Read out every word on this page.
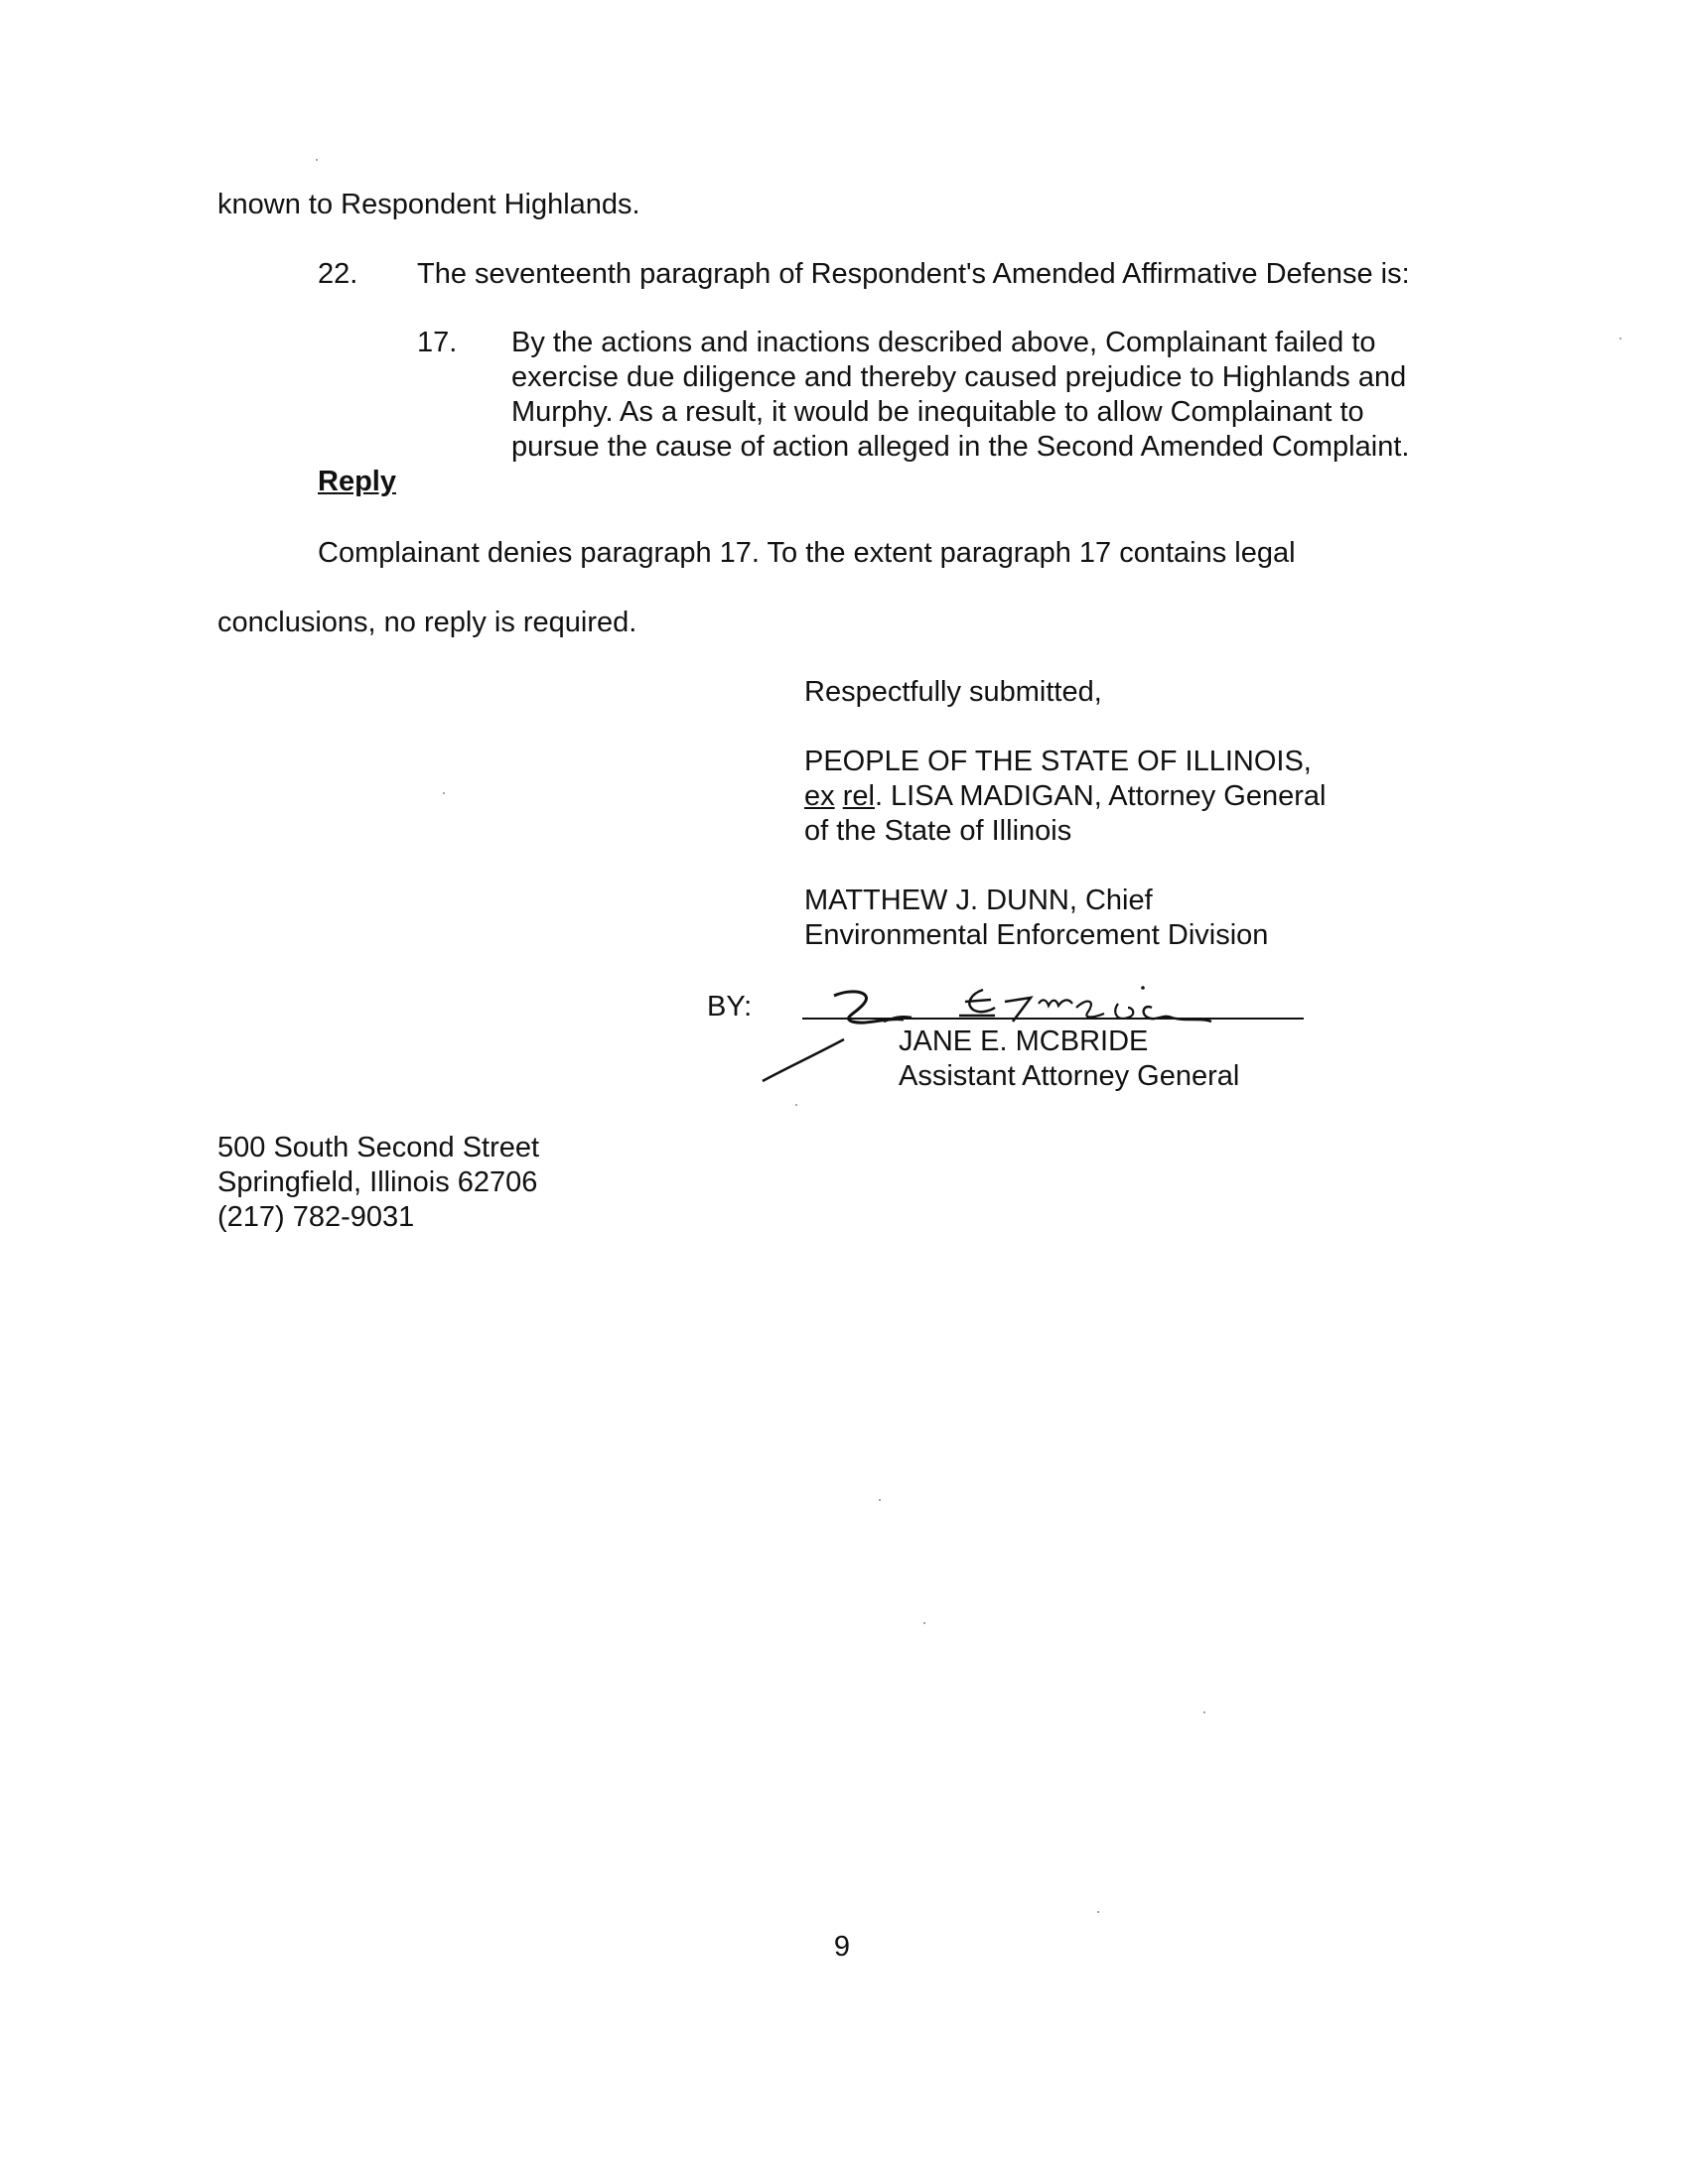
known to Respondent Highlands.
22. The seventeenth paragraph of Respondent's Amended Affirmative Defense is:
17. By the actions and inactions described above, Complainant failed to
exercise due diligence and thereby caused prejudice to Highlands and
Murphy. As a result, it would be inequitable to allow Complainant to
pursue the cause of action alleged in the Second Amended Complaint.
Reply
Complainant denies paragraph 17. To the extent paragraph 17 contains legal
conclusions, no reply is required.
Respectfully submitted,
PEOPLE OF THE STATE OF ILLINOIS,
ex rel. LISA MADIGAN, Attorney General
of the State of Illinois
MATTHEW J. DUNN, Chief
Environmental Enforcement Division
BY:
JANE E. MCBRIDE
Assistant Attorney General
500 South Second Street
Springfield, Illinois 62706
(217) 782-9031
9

_Problem to work on_.
Identify lines with the string "Respondent". Copy each one.

_Response below_.
known to Respondent Highlands.
22. The seventeenth paragraph of Respondent's Amended Affirmative Defense is:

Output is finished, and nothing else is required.